> [WRITTEN TASK]:
Every line below that mentions the word "подростки" should be copied out.
[begin DATA TO USE]
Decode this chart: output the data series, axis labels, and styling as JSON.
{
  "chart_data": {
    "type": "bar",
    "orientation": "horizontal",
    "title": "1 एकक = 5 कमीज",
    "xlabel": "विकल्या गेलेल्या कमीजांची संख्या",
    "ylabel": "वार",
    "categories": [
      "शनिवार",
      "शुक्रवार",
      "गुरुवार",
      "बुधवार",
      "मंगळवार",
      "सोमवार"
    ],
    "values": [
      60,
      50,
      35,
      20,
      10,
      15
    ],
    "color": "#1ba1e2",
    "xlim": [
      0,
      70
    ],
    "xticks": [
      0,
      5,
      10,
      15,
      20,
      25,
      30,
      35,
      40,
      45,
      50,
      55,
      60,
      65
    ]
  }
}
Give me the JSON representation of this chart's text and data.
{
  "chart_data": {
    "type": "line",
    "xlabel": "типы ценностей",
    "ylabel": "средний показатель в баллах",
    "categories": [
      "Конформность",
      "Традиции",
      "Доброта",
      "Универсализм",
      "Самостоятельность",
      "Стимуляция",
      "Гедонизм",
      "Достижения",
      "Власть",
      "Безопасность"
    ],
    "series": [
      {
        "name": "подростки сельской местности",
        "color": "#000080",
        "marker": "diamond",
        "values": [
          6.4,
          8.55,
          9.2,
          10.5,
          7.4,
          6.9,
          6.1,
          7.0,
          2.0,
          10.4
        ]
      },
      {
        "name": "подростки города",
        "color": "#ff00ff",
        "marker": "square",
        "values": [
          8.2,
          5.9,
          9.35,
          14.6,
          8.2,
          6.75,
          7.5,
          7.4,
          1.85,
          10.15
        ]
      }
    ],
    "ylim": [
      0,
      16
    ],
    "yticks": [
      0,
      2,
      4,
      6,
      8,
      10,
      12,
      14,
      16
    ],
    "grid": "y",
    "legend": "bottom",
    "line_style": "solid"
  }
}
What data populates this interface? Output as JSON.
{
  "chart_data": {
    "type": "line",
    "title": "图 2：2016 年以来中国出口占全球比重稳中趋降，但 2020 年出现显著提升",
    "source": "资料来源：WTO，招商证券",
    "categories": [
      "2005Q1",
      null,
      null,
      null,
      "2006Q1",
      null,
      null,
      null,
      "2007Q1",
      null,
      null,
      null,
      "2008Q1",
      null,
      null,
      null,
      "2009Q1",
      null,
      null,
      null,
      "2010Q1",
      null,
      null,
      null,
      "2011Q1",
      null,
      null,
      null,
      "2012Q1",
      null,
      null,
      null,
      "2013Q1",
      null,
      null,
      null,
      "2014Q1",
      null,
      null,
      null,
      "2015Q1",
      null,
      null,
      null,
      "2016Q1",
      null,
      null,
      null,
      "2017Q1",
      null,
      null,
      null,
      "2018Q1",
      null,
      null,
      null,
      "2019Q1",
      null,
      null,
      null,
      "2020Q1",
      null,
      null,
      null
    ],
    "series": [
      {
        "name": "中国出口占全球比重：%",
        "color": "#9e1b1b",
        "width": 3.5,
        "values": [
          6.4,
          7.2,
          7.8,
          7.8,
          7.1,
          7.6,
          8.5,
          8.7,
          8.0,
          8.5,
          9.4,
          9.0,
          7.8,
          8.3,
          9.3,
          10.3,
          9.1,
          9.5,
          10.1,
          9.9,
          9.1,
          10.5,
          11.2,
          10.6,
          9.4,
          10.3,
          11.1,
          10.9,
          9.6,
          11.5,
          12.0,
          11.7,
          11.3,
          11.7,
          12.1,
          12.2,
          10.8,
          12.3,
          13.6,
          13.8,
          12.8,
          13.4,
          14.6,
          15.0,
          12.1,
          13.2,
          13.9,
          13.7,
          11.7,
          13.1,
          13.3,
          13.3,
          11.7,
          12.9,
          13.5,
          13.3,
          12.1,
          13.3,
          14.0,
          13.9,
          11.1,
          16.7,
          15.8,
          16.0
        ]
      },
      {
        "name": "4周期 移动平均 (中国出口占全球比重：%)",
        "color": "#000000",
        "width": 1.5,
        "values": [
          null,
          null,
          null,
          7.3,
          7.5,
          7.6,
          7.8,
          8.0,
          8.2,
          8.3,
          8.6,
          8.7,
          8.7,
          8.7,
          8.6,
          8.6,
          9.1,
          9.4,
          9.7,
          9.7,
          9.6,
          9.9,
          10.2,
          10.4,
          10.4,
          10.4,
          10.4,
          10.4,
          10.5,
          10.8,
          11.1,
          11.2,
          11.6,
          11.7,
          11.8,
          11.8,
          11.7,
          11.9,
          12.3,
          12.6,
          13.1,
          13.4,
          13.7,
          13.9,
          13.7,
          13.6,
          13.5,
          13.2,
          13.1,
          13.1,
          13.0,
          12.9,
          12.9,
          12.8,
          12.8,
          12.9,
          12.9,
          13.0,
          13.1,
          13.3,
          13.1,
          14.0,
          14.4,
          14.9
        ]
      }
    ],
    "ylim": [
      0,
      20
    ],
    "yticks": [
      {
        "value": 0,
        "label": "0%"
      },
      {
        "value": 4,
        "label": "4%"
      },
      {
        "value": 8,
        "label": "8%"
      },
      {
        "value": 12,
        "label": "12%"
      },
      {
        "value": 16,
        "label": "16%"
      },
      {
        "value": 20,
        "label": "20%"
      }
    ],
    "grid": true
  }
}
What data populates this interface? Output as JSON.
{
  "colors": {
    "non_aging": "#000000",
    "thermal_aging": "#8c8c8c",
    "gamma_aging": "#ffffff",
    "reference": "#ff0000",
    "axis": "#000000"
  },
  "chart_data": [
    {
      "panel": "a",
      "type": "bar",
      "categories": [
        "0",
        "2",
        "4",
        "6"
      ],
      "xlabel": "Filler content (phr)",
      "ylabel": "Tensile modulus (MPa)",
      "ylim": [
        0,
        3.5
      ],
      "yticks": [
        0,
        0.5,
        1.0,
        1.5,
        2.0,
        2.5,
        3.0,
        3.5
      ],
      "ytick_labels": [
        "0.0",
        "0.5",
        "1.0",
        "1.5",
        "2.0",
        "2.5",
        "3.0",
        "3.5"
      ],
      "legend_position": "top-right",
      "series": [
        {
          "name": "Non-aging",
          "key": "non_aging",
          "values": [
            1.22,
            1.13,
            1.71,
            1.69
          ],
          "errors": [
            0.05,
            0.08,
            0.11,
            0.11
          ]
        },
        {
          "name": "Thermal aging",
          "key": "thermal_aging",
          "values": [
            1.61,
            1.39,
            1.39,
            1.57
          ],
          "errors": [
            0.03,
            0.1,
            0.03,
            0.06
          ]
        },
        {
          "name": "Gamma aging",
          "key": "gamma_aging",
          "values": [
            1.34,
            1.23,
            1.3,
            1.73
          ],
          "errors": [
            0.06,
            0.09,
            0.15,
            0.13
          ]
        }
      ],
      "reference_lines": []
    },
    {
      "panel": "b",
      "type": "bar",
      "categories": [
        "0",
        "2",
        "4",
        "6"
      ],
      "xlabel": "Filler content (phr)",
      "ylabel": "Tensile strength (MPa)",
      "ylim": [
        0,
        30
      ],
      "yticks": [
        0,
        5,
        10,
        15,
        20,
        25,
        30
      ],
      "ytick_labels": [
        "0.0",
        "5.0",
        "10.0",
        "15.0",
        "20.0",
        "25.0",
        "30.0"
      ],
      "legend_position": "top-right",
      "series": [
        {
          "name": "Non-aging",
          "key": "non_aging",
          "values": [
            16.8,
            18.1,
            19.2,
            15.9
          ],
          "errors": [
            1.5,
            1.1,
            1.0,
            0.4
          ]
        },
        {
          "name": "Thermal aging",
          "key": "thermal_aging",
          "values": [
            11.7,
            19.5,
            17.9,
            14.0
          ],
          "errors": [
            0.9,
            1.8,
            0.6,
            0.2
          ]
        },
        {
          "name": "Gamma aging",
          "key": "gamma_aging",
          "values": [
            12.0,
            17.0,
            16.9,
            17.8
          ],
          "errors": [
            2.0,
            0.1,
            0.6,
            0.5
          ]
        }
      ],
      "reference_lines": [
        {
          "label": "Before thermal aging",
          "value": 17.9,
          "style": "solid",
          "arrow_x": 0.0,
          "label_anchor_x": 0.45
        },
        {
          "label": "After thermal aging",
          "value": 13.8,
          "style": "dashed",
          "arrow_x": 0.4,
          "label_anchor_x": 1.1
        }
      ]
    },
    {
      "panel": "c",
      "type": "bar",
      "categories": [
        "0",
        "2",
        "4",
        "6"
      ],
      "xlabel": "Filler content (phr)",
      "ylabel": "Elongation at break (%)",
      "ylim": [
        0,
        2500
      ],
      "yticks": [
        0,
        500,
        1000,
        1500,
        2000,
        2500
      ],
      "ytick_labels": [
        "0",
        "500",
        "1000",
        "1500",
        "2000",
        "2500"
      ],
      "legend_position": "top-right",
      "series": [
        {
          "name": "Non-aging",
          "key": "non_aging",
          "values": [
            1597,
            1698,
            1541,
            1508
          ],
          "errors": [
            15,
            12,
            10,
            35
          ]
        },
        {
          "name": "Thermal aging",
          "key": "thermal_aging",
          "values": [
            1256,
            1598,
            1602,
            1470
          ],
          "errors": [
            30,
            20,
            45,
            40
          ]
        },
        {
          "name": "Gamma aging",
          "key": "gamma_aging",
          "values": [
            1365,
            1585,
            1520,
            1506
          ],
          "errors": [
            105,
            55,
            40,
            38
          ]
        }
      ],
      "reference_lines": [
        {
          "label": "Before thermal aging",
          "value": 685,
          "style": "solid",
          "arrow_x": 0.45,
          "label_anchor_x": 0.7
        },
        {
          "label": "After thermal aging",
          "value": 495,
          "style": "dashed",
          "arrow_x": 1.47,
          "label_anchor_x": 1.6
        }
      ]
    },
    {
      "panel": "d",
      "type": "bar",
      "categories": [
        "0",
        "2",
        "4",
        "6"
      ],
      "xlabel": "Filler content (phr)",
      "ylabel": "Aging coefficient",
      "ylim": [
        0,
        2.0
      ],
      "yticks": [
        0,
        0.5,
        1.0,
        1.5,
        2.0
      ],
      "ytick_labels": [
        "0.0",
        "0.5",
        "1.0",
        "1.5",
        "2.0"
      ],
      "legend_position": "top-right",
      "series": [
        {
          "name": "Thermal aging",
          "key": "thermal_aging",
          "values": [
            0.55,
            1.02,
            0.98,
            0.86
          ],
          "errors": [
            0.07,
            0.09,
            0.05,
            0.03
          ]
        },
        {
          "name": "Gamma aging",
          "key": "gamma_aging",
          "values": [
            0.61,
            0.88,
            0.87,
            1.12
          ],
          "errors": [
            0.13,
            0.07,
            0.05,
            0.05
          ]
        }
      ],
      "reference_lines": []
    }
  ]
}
[end DATA TO USE]
> [SOLVED EXERCISE]:
        "name": "подростки сельской местности",
        "name": "подростки города",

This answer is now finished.